(Layout region records)
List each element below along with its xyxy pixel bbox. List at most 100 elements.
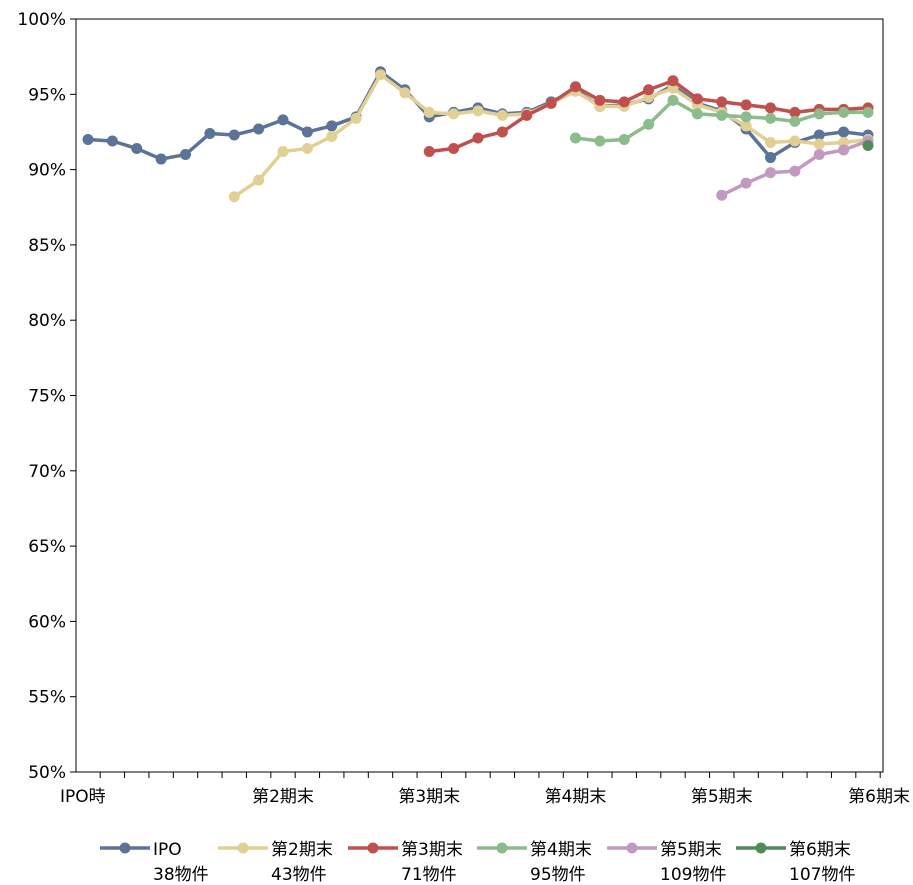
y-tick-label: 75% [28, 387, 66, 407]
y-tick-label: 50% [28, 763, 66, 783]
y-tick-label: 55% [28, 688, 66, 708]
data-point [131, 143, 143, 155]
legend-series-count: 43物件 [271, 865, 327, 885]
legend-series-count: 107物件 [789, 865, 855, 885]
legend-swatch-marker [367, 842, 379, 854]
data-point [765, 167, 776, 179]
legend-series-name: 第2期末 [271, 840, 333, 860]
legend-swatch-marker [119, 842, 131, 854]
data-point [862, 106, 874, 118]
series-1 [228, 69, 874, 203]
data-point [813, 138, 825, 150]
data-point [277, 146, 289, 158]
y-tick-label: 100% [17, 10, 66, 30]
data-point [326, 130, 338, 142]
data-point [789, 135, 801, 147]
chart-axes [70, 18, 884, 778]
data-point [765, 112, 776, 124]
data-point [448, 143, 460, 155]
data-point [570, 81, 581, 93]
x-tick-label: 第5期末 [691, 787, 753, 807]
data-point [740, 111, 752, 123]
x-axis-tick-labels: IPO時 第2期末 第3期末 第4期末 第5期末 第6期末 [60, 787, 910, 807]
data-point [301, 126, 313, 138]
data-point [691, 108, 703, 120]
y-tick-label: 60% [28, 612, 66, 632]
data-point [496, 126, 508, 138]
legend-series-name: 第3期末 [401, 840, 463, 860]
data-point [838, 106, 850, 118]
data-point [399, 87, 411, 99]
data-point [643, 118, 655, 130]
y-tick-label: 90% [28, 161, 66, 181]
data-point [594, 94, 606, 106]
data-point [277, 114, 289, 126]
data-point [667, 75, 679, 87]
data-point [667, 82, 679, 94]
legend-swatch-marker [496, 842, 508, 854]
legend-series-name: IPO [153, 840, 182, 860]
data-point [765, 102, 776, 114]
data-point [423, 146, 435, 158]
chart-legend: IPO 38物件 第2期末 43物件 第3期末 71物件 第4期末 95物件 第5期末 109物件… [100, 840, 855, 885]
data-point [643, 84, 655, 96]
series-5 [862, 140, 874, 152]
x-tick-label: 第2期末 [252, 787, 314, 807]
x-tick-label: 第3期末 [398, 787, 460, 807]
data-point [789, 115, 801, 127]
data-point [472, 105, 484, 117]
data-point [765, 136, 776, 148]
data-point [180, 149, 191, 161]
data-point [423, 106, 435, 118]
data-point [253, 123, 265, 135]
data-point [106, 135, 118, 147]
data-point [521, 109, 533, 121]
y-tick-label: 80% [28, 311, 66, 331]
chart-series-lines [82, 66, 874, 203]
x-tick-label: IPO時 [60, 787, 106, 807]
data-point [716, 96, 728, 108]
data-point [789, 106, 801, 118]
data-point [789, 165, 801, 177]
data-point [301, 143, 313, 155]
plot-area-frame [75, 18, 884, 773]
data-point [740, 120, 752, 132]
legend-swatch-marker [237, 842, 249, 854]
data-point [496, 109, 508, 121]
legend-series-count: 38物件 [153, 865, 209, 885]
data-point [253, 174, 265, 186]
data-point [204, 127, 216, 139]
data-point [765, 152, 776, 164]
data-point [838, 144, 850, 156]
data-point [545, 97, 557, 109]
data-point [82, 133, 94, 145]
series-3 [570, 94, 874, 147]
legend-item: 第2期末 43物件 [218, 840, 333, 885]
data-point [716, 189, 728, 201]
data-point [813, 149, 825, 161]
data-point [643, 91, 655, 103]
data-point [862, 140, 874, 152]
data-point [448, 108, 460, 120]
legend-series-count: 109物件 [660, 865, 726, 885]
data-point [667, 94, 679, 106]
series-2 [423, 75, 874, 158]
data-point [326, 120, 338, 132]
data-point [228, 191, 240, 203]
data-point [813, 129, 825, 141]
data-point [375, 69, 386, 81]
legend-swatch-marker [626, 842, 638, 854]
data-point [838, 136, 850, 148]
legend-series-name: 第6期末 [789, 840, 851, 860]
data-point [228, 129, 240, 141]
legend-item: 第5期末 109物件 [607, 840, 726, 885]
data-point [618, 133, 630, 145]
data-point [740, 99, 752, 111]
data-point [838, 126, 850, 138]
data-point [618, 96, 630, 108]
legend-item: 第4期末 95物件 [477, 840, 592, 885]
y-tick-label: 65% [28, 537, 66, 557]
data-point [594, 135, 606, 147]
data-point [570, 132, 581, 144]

...

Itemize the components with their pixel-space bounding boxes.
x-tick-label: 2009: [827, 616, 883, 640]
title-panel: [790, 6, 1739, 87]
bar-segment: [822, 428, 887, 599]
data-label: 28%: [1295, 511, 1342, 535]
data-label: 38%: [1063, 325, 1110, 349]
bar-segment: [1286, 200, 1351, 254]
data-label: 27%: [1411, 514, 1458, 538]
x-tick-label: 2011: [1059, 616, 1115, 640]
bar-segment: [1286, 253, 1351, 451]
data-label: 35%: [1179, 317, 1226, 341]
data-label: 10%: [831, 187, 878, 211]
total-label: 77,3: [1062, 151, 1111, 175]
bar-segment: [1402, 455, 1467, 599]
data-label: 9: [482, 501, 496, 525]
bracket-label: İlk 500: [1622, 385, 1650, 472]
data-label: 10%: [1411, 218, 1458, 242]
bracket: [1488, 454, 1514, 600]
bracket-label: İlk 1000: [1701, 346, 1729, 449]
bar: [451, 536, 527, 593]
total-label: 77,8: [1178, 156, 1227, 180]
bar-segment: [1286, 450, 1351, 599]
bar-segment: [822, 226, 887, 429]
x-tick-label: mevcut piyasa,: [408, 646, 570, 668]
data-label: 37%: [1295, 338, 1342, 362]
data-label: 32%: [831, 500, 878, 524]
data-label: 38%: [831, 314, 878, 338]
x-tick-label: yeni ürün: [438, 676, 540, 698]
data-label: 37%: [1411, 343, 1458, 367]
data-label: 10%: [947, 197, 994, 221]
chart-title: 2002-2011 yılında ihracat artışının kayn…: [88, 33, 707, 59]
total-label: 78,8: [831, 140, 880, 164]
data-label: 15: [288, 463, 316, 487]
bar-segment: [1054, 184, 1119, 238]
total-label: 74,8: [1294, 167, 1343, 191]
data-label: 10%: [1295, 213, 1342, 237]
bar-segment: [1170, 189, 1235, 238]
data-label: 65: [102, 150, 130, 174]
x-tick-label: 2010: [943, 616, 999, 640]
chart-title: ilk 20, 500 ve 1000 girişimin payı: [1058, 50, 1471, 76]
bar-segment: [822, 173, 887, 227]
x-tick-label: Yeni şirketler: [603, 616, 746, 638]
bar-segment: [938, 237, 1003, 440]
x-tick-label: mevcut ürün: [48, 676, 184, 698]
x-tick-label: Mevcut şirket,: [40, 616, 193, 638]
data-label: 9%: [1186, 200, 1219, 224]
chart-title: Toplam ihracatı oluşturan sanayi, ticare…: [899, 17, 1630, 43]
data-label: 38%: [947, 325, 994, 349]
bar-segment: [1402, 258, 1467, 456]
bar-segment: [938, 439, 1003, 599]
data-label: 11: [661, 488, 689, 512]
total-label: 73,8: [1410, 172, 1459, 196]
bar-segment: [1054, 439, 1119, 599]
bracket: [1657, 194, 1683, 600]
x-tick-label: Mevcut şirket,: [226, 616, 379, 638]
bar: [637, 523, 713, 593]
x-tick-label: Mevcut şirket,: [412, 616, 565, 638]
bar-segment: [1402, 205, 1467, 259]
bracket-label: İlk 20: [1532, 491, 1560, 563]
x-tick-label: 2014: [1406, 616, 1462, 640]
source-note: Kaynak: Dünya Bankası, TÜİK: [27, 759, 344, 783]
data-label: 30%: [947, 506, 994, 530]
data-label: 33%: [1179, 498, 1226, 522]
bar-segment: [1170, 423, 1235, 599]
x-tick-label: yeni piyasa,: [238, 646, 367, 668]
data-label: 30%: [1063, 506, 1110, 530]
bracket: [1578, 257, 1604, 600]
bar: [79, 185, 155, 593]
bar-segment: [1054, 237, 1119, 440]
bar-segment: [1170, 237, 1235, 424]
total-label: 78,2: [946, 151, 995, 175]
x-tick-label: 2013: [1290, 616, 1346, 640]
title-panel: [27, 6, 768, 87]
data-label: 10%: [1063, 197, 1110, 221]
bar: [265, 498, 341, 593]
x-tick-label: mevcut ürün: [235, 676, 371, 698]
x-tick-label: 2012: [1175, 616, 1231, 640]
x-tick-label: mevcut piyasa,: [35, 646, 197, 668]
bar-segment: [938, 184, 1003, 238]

WORK TO DO | Edit the lines from the one containing "Itemize the components" through the one containing "bar-segment: [1402, 455, 1467, 599]", both included, so that each "data-label" becomes "value-label" and nothing else changes.

TASK SOLUTION |
Itemize the components with their pixel-space bounding boxes.
x-tick-label: 2009: [827, 616, 883, 640]
title-panel: [790, 6, 1739, 87]
bar-segment: [822, 428, 887, 599]
value-label: 28%: [1295, 511, 1342, 535]
value-label: 38%: [1063, 325, 1110, 349]
bar-segment: [1286, 200, 1351, 254]
value-label: 27%: [1411, 514, 1458, 538]
x-tick-label: 2011: [1059, 616, 1115, 640]
bar-segment: [1286, 253, 1351, 451]
value-label: 35%: [1179, 317, 1226, 341]
value-label: 10%: [831, 187, 878, 211]
total-label: 77,3: [1062, 151, 1111, 175]
bar-segment: [1402, 455, 1467, 599]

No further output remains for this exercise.